___ Materials provided ___

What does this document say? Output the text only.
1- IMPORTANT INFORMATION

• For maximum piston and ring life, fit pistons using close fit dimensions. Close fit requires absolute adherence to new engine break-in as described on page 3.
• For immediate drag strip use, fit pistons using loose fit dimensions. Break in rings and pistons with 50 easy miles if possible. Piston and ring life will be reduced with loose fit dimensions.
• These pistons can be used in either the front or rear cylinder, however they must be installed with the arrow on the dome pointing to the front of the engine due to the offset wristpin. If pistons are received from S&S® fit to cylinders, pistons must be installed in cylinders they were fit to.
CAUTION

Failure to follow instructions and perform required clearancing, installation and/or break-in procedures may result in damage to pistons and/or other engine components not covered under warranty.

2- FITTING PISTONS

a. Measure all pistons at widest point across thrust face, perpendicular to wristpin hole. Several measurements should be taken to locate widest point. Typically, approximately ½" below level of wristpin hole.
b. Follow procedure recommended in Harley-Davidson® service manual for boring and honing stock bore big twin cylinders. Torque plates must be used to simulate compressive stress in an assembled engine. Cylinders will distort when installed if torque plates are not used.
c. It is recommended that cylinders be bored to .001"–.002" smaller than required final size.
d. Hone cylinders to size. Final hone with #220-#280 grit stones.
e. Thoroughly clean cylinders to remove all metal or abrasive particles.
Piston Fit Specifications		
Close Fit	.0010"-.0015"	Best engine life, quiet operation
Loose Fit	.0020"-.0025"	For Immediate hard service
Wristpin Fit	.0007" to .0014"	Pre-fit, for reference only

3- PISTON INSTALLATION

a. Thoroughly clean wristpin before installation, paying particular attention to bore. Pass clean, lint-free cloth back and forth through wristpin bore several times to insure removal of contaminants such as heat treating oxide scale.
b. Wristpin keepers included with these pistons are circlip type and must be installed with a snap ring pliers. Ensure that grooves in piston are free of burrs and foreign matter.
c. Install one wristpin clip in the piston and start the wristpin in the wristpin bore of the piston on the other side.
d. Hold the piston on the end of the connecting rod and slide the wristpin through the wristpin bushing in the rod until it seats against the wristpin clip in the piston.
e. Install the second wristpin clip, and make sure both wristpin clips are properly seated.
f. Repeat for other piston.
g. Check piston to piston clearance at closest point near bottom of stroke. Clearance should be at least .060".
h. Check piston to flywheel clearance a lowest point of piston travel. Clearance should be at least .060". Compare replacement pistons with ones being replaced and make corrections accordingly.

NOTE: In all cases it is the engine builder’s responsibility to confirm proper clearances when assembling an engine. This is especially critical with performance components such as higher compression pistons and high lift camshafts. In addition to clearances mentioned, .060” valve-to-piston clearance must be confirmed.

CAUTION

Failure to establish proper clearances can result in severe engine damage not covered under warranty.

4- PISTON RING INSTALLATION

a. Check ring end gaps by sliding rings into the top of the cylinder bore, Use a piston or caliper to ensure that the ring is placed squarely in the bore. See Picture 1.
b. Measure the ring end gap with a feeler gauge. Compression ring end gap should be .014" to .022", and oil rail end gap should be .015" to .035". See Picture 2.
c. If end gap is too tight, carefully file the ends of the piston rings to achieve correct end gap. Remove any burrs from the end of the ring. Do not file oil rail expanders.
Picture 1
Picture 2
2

___

*Exercise:* Exactly reproduce every record.

*Task output:*
What does this document say? Output the text only.
1- IMPORTANT INFORMATION

• For maximum piston and ring life, fit pistons using close fit dimensions. Close fit requires absolute adherence to new engine break-in as described on page 3.
• For immediate drag strip use, fit pistons using loose fit dimensions. Break in rings and pistons with 50 easy miles if possible. Piston and ring life will be reduced with loose fit dimensions.
• These pistons can be used in either the front or rear cylinder, however they must be installed with the arrow on the dome pointing to the front of the engine due to the offset wristpin. If pistons are received from S&S® fit to cylinders, pistons must be installed in cylinders they were fit to.
CAUTION

Failure to follow instructions and perform required clearancing, installation and/or break-in procedures may result in damage to pistons and/or other engine components not covered under warranty.

2- FITTING PISTONS

a. Measure all pistons at widest point across thrust face, perpendicular to wristpin hole. Several measurements should be taken to locate widest point. Typically, approximately ½" below level of wristpin hole.
b. Follow procedure recommended in Harley-Davidson® service manual for boring and honing stock bore big twin cylinders. Torque plates must be used to simulate compressive stress in an assembled engine. Cylinders will distort when installed if torque plates are not used.
c. It is recommended that cylinders be bored to .001"–.002" smaller than required final size.
d. Hone cylinders to size. Final hone with #220-#280 grit stones.
e. Thoroughly clean cylinders to remove all metal or abrasive particles.
Piston Fit Specifications		
Close Fit	.0010"-.0015"	Best engine life, quiet operation
Loose Fit	.0020"-.0025"	For Immediate hard service
Wristpin Fit	.0007" to .0014"	Pre-fit, for reference only

3- PISTON INSTALLATION

a. Thoroughly clean wristpin before installation, paying particular attention to bore. Pass clean, lint-free cloth back and forth through wristpin bore several times to insure removal of contaminants such as heat treating oxide scale.
b. Wristpin keepers included with these pistons are circlip type and must be installed with a snap ring pliers. Ensure that grooves in piston are free of burrs and foreign matter.
c. Install one wristpin clip in the piston and start the wristpin in the wristpin bore of the piston on the other side.
d. Hold the piston on the end of the connecting rod and slide the wristpin through the wristpin bushing in the rod until it seats against the wristpin clip in the piston.
e. Install the second wristpin clip, and make sure both wristpin clips are properly seated.
f. Repeat for other piston.
g. Check piston to piston clearance at closest point near bottom of stroke. Clearance should be at least .060".
h. Check piston to flywheel clearance a lowest point of piston travel. Clearance should be at least .060". Compare replacement pistons with ones being replaced and make corrections accordingly.

NOTE: In all cases it is the engine builder’s responsibility to confirm proper clearances when assembling an engine. This is especially critical with performance components such as higher compression pistons and high lift camshafts. In addition to clearances mentioned, .060” valve-to-piston clearance must be confirmed.

CAUTION

Failure to establish proper clearances can result in severe engine damage not covered under warranty.

4- PISTON RING INSTALLATION

a. Check ring end gaps by sliding rings into the top of the cylinder bore, Use a piston or caliper to ensure that the ring is placed squarely in the bore. See Picture 1.
b. Measure the ring end gap with a feeler gauge. Compression ring end gap should be .014" to .022", and oil rail end gap should be .015" to .035". See Picture 2.
c. If end gap is too tight, carefully file the ends of the piston rings to achieve correct end gap. Remove any burrs from the end of the ring. Do not file oil rail expanders.
Picture 1
Picture 2
2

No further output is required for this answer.